• Listed entries:
========

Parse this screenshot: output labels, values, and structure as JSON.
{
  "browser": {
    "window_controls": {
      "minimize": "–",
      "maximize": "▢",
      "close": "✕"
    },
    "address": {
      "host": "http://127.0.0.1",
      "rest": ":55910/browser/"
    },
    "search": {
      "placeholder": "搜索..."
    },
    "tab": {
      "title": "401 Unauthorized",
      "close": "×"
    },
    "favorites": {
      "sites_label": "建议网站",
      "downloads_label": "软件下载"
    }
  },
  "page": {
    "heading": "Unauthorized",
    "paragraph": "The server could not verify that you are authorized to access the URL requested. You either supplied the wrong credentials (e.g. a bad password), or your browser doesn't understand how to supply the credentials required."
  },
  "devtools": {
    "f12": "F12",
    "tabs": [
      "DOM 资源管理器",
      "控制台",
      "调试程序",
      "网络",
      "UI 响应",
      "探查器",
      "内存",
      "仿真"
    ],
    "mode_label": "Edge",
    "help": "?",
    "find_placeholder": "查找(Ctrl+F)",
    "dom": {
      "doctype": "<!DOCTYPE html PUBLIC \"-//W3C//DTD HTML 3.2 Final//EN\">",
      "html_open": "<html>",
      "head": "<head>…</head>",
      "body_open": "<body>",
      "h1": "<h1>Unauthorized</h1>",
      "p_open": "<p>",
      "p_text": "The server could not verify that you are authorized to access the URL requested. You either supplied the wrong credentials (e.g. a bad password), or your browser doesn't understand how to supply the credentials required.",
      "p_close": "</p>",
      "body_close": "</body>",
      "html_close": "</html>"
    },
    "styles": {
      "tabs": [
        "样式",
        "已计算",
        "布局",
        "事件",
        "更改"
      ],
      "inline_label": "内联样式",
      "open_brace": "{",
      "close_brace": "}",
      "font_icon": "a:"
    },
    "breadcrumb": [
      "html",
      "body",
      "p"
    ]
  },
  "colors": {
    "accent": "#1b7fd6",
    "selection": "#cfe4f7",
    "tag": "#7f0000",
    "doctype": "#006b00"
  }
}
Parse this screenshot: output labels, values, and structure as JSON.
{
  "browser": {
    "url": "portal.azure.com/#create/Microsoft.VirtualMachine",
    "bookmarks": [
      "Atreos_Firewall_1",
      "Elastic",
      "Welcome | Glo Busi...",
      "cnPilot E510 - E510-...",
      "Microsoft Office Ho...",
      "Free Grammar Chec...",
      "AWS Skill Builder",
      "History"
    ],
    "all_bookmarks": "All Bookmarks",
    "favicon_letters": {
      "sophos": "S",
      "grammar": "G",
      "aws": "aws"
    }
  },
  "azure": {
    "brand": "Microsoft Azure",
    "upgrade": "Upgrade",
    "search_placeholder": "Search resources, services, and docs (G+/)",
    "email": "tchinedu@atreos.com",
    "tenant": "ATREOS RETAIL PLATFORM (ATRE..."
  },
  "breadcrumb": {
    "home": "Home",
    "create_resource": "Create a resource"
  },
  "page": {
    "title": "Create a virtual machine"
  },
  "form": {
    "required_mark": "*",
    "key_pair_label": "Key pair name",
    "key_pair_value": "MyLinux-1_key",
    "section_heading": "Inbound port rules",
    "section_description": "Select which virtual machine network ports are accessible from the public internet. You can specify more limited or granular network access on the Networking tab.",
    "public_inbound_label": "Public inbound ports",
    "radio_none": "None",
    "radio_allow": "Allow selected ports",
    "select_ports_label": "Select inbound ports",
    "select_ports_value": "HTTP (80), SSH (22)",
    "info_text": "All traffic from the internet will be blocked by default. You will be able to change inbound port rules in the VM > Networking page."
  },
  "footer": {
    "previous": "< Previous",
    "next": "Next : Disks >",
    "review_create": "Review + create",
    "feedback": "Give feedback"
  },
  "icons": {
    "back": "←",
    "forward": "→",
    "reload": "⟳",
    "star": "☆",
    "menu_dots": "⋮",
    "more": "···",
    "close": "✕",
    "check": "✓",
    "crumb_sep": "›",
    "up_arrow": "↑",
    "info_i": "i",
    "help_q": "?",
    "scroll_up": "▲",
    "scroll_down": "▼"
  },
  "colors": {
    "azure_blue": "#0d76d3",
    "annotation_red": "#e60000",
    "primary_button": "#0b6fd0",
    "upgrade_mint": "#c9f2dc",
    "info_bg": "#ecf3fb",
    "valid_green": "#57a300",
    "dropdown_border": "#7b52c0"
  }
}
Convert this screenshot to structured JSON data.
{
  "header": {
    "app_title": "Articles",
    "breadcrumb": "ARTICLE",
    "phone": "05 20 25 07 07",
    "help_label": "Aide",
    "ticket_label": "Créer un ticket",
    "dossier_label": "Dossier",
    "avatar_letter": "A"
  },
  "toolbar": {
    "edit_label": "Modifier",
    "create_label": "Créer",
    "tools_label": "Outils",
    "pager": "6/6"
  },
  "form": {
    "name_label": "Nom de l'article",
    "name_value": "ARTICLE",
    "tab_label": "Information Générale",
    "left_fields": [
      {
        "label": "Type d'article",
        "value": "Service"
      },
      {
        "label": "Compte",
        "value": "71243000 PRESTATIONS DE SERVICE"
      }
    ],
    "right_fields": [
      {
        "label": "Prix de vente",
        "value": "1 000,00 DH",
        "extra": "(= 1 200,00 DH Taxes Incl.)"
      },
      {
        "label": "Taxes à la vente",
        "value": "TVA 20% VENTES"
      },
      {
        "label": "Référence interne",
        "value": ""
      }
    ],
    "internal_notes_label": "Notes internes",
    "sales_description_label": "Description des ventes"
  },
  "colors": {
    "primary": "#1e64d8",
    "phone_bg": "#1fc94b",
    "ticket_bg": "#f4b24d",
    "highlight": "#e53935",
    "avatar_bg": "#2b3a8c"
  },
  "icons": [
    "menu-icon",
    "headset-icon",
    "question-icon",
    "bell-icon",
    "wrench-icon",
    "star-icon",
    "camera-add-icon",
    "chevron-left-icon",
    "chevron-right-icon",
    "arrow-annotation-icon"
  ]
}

========

• Exercise objective: Repeat the listing above without any change.

• Full answer:
Parse this screenshot: output labels, values, and structure as JSON.
{
  "browser": {
    "window_controls": {
      "minimize": "–",
      "maximize": "▢",
      "close": "✕"
    },
    "address": {
      "host": "http://127.0.0.1",
      "rest": ":55910/browser/"
    },
    "search": {
      "placeholder": "搜索..."
    },
    "tab": {
      "title": "401 Unauthorized",
      "close": "×"
    },
    "favorites": {
      "sites_label": "建议网站",
      "downloads_label": "软件下载"
    }
  },
  "page": {
    "heading": "Unauthorized",
    "paragraph": "The server could not verify that you are authorized to access the URL requested. You either supplied the wrong credentials (e.g. a bad password), or your browser doesn't understand how to supply the credentials required."
  },
  "devtools": {
    "f12": "F12",
    "tabs": [
      "DOM 资源管理器",
      "控制台",
      "调试程序",
      "网络",
      "UI 响应",
      "探查器",
      "内存",
      "仿真"
    ],
    "mode_label": "Edge",
    "help": "?",
    "find_placeholder": "查找(Ctrl+F)",
    "dom": {
      "doctype": "<!DOCTYPE html PUBLIC \"-//W3C//DTD HTML 3.2 Final//EN\">",
      "html_open": "<html>",
      "head": "<head>…</head>",
      "body_open": "<body>",
      "h1": "<h1>Unauthorized</h1>",
      "p_open": "<p>",
      "p_text": "The server could not verify that you are authorized to access the URL requested. You either supplied the wrong credentials (e.g. a bad password), or your browser doesn't understand how to supply the credentials required.",
      "p_close": "</p>",
      "body_close": "</body>",
      "html_close": "</html>"
    },
    "styles": {
      "tabs": [
        "样式",
        "已计算",
        "布局",
        "事件",
        "更改"
      ],
      "inline_label": "内联样式",
      "open_brace": "{",
      "close_brace": "}",
      "font_icon": "a:"
    },
    "breadcrumb": [
      "html",
      "body",
      "p"
    ]
  },
  "colors": {
    "accent": "#1b7fd6",
    "selection": "#cfe4f7",
    "tag": "#7f0000",
    "doctype": "#006b00"
  }
}
Parse this screenshot: output labels, values, and structure as JSON.
{
  "browser": {
    "url": "portal.azure.com/#create/Microsoft.VirtualMachine",
    "bookmarks": [
      "Atreos_Firewall_1",
      "Elastic",
      "Welcome | Glo Busi...",
      "cnPilot E510 - E510-...",
      "Microsoft Office Ho...",
      "Free Grammar Chec...",
      "AWS Skill Builder",
      "History"
    ],
    "all_bookmarks": "All Bookmarks",
    "favicon_letters": {
      "sophos": "S",
      "grammar": "G",
      "aws": "aws"
    }
  },
  "azure": {
    "brand": "Microsoft Azure",
    "upgrade": "Upgrade",
    "search_placeholder": "Search resources, services, and docs (G+/)",
    "email": "tchinedu@atreos.com",
    "tenant": "ATREOS RETAIL PLATFORM (ATRE..."
  },
  "breadcrumb": {
    "home": "Home",
    "create_resource": "Create a resource"
  },
  "page": {
    "title": "Create a virtual machine"
  },
  "form": {
    "required_mark": "*",
    "key_pair_label": "Key pair name",
    "key_pair_value": "MyLinux-1_key",
    "section_heading": "Inbound port rules",
    "section_description": "Select which virtual machine network ports are accessible from the public internet. You can specify more limited or granular network access on the Networking tab.",
    "public_inbound_label": "Public inbound ports",
    "radio_none": "None",
    "radio_allow": "Allow selected ports",
    "select_ports_label": "Select inbound ports",
    "select_ports_value": "HTTP (80), SSH (22)",
    "info_text": "All traffic from the internet will be blocked by default. You will be able to change inbound port rules in the VM > Networking page."
  },
  "footer": {
    "previous": "< Previous",
    "next": "Next : Disks >",
    "review_create": "Review + create",
    "feedback": "Give feedback"
  },
  "icons": {
    "back": "←",
    "forward": "→",
    "reload": "⟳",
    "star": "☆",
    "menu_dots": "⋮",
    "more": "···",
    "close": "✕",
    "check": "✓",
    "crumb_sep": "›",
    "up_arrow": "↑",
    "info_i": "i",
    "help_q": "?",
    "scroll_up": "▲",
    "scroll_down": "▼"
  },
  "colors": {
    "azure_blue": "#0d76d3",
    "annotation_red": "#e60000",
    "primary_button": "#0b6fd0",
    "upgrade_mint": "#c9f2dc",
    "info_bg": "#ecf3fb",
    "valid_green": "#57a300",
    "dropdown_border": "#7b52c0"
  }
}
Convert this screenshot to structured JSON data.
{
  "header": {
    "app_title": "Articles",
    "breadcrumb": "ARTICLE",
    "phone": "05 20 25 07 07",
    "help_label": "Aide",
    "ticket_label": "Créer un ticket",
    "dossier_label": "Dossier",
    "avatar_letter": "A"
  },
  "toolbar": {
    "edit_label": "Modifier",
    "create_label": "Créer",
    "tools_label": "Outils",
    "pager": "6/6"
  },
  "form": {
    "name_label": "Nom de l'article",
    "name_value": "ARTICLE",
    "tab_label": "Information Générale",
    "left_fields": [
      {
        "label": "Type d'article",
        "value": "Service"
      },
      {
        "label": "Compte",
        "value": "71243000 PRESTATIONS DE SERVICE"
      }
    ],
    "right_fields": [
      {
        "label": "Prix de vente",
        "value": "1 000,00 DH",
        "extra": "(= 1 200,00 DH Taxes Incl.)"
      },
      {
        "label": "Taxes à la vente",
        "value": "TVA 20% VENTES"
      },
      {
        "label": "Référence interne",
        "value": ""
      }
    ],
    "internal_notes_label": "Notes internes",
    "sales_description_label": "Description des ventes"
  },
  "colors": {
    "primary": "#1e64d8",
    "phone_bg": "#1fc94b",
    "ticket_bg": "#f4b24d",
    "highlight": "#e53935",
    "avatar_bg": "#2b3a8c"
  },
  "icons": [
    "menu-icon",
    "headset-icon",
    "question-icon",
    "bell-icon",
    "wrench-icon",
    "star-icon",
    "camera-add-icon",
    "chevron-left-icon",
    "chevron-right-icon",
    "arrow-annotation-icon"
  ]
}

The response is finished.